— start Given data —

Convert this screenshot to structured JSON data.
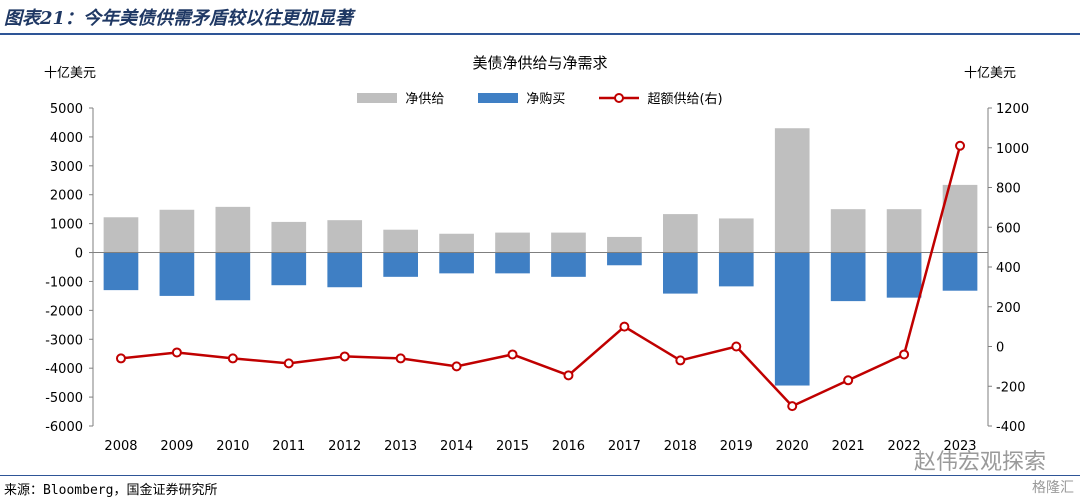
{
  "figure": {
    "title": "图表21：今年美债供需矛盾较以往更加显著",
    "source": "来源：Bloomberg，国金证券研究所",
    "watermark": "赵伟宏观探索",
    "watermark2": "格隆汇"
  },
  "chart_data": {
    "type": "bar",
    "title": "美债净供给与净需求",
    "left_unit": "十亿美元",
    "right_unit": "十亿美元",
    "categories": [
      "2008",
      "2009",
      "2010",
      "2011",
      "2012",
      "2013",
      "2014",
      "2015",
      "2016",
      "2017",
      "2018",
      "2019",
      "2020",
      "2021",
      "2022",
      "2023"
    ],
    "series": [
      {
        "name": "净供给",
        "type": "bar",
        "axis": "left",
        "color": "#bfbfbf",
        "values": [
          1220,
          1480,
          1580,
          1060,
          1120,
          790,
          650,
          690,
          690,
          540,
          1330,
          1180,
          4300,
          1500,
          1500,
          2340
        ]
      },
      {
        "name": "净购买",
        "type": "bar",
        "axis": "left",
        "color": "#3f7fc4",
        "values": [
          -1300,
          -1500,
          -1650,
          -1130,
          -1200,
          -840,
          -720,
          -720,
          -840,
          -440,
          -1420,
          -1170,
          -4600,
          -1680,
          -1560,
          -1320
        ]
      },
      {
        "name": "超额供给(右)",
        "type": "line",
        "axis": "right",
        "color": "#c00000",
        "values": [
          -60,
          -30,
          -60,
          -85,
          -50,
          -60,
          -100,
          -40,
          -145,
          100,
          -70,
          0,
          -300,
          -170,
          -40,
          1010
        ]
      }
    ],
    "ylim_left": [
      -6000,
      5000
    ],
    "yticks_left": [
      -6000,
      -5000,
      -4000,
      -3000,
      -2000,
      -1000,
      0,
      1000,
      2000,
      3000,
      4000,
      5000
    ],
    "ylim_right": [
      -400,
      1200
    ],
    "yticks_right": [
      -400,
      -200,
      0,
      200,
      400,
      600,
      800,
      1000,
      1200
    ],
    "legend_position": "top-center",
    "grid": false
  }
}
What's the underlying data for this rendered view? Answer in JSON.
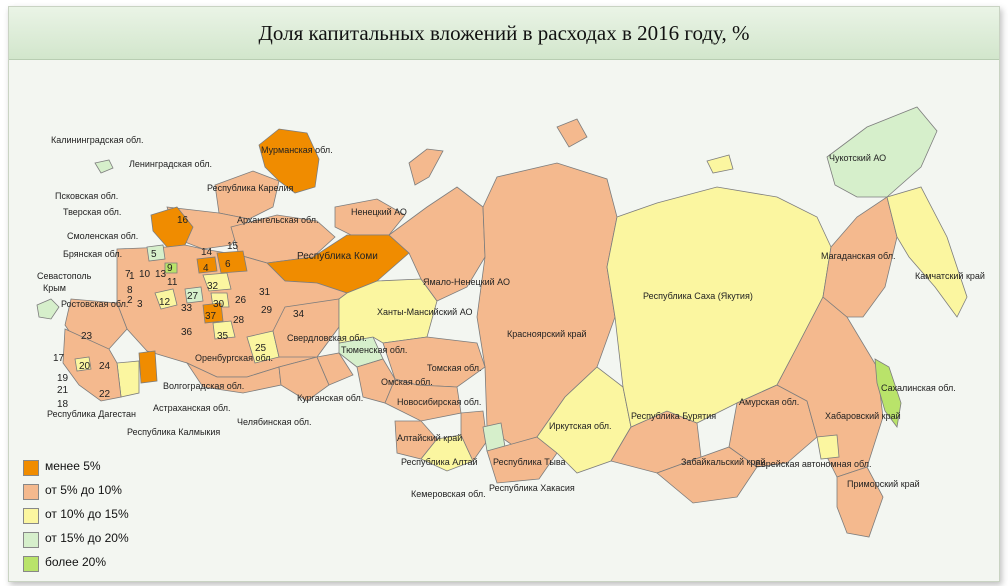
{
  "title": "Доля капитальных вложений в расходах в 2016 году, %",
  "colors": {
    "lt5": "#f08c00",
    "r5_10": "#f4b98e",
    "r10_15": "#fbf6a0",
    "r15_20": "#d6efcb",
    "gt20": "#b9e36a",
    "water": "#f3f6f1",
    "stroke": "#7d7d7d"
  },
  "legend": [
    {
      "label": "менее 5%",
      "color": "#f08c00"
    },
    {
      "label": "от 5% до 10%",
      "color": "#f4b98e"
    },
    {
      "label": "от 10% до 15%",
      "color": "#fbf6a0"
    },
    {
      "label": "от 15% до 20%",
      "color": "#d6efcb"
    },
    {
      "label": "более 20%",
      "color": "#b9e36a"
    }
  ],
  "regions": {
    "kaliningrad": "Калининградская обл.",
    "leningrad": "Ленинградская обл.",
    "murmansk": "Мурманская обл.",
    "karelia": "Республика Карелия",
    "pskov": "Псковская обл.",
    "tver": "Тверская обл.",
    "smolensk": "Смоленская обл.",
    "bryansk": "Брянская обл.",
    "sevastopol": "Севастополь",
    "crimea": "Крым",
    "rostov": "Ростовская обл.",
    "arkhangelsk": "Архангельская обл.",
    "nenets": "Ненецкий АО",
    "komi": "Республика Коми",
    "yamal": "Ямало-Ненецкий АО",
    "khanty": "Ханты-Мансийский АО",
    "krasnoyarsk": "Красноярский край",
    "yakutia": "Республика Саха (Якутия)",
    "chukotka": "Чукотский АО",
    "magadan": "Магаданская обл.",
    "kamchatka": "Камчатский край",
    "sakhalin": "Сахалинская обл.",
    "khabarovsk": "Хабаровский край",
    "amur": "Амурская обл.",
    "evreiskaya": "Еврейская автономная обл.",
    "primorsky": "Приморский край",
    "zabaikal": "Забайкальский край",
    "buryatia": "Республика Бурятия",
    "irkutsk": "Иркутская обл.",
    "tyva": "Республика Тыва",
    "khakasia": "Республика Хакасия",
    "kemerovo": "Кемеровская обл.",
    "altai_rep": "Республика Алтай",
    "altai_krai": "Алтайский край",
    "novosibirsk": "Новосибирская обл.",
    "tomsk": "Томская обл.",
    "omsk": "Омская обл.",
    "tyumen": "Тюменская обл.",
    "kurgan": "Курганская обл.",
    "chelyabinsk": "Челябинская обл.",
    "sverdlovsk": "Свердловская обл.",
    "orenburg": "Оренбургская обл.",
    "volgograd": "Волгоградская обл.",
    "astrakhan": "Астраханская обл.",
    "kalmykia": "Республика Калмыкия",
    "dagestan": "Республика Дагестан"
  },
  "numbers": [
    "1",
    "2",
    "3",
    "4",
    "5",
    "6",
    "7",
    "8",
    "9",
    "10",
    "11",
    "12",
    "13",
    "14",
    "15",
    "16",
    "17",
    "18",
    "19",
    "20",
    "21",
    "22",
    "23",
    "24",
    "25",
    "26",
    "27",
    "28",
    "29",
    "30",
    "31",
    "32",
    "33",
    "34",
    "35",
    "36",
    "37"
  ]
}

— end Given data —

- _What to produce_
Above are records to transcribe exactly; leave their pictures out.

- _Exercise response_
Convert this screenshot to structured JSON data.
{
  "figure": {
    "title": "图表21：今年美债供需矛盾较以往更加显著",
    "source": "来源：Bloomberg，国金证券研究所",
    "watermark": "赵伟宏观探索",
    "watermark2": "格隆汇"
  },
  "chart_data": {
    "type": "bar",
    "title": "美债净供给与净需求",
    "left_unit": "十亿美元",
    "right_unit": "十亿美元",
    "categories": [
      "2008",
      "2009",
      "2010",
      "2011",
      "2012",
      "2013",
      "2014",
      "2015",
      "2016",
      "2017",
      "2018",
      "2019",
      "2020",
      "2021",
      "2022",
      "2023"
    ],
    "series": [
      {
        "name": "净供给",
        "type": "bar",
        "axis": "left",
        "color": "#bfbfbf",
        "values": [
          1220,
          1480,
          1580,
          1060,
          1120,
          790,
          650,
          690,
          690,
          540,
          1330,
          1180,
          4300,
          1500,
          1500,
          2340
        ]
      },
      {
        "name": "净购买",
        "type": "bar",
        "axis": "left",
        "color": "#3f7fc4",
        "values": [
          -1300,
          -1500,
          -1650,
          -1130,
          -1200,
          -840,
          -720,
          -720,
          -840,
          -440,
          -1420,
          -1170,
          -4600,
          -1680,
          -1560,
          -1320
        ]
      },
      {
        "name": "超额供给(右)",
        "type": "line",
        "axis": "right",
        "color": "#c00000",
        "values": [
          -60,
          -30,
          -60,
          -85,
          -50,
          -60,
          -100,
          -40,
          -145,
          100,
          -70,
          0,
          -300,
          -170,
          -40,
          1010
        ]
      }
    ],
    "ylim_left": [
      -6000,
      5000
    ],
    "yticks_left": [
      -6000,
      -5000,
      -4000,
      -3000,
      -2000,
      -1000,
      0,
      1000,
      2000,
      3000,
      4000,
      5000
    ],
    "ylim_right": [
      -400,
      1200
    ],
    "yticks_right": [
      -400,
      -200,
      0,
      200,
      400,
      600,
      800,
      1000,
      1200
    ],
    "legend_position": "top-center",
    "grid": false
  }
}
What's the underlying data for this rendered view? Answer in JSON.
{
  "title": "Доля капитальных вложений в расходах в 2016 году, %",
  "colors": {
    "lt5": "#f08c00",
    "r5_10": "#f4b98e",
    "r10_15": "#fbf6a0",
    "r15_20": "#d6efcb",
    "gt20": "#b9e36a",
    "water": "#f3f6f1",
    "stroke": "#7d7d7d"
  },
  "legend": [
    {
      "label": "менее 5%",
      "color": "#f08c00"
    },
    {
      "label": "от 5% до 10%",
      "color": "#f4b98e"
    },
    {
      "label": "от 10% до 15%",
      "color": "#fbf6a0"
    },
    {
      "label": "от 15% до 20%",
      "color": "#d6efcb"
    },
    {
      "label": "более 20%",
      "color": "#b9e36a"
    }
  ],
  "regions": {
    "kaliningrad": "Калининградская обл.",
    "leningrad": "Ленинградская обл.",
    "murmansk": "Мурманская обл.",
    "karelia": "Республика Карелия",
    "pskov": "Псковская обл.",
    "tver": "Тверская обл.",
    "smolensk": "Смоленская обл.",
    "bryansk": "Брянская обл.",
    "sevastopol": "Севастополь",
    "crimea": "Крым",
    "rostov": "Ростовская обл.",
    "arkhangelsk": "Архангельская обл.",
    "nenets": "Ненецкий АО",
    "komi": "Республика Коми",
    "yamal": "Ямало-Ненецкий АО",
    "khanty": "Ханты-Мансийский АО",
    "krasnoyarsk": "Красноярский край",
    "yakutia": "Республика Саха (Якутия)",
    "chukotka": "Чукотский АО",
    "magadan": "Магаданская обл.",
    "kamchatka": "Камчатский край",
    "sakhalin": "Сахалинская обл.",
    "khabarovsk": "Хабаровский край",
    "amur": "Амурская обл.",
    "evreiskaya": "Еврейская автономная обл.",
    "primorsky": "Приморский край",
    "zabaikal": "Забайкальский край",
    "buryatia": "Республика Бурятия",
    "irkutsk": "Иркутская обл.",
    "tyva": "Республика Тыва",
    "khakasia": "Республика Хакасия",
    "kemerovo": "Кемеровская обл.",
    "altai_rep": "Республика Алтай",
    "altai_krai": "Алтайский край",
    "novosibirsk": "Новосибирская обл.",
    "tomsk": "Томская обл.",
    "omsk": "Омская обл.",
    "tyumen": "Тюменская обл.",
    "kurgan": "Курганская обл.",
    "chelyabinsk": "Челябинская обл.",
    "sverdlovsk": "Свердловская обл.",
    "orenburg": "Оренбургская обл.",
    "volgograd": "Волгоградская обл.",
    "astrakhan": "Астраханская обл.",
    "kalmykia": "Республика Калмыкия",
    "dagestan": "Республика Дагестан"
  },
  "numbers": [
    "1",
    "2",
    "3",
    "4",
    "5",
    "6",
    "7",
    "8",
    "9",
    "10",
    "11",
    "12",
    "13",
    "14",
    "15",
    "16",
    "17",
    "18",
    "19",
    "20",
    "21",
    "22",
    "23",
    "24",
    "25",
    "26",
    "27",
    "28",
    "29",
    "30",
    "31",
    "32",
    "33",
    "34",
    "35",
    "36",
    "37"
  ]
}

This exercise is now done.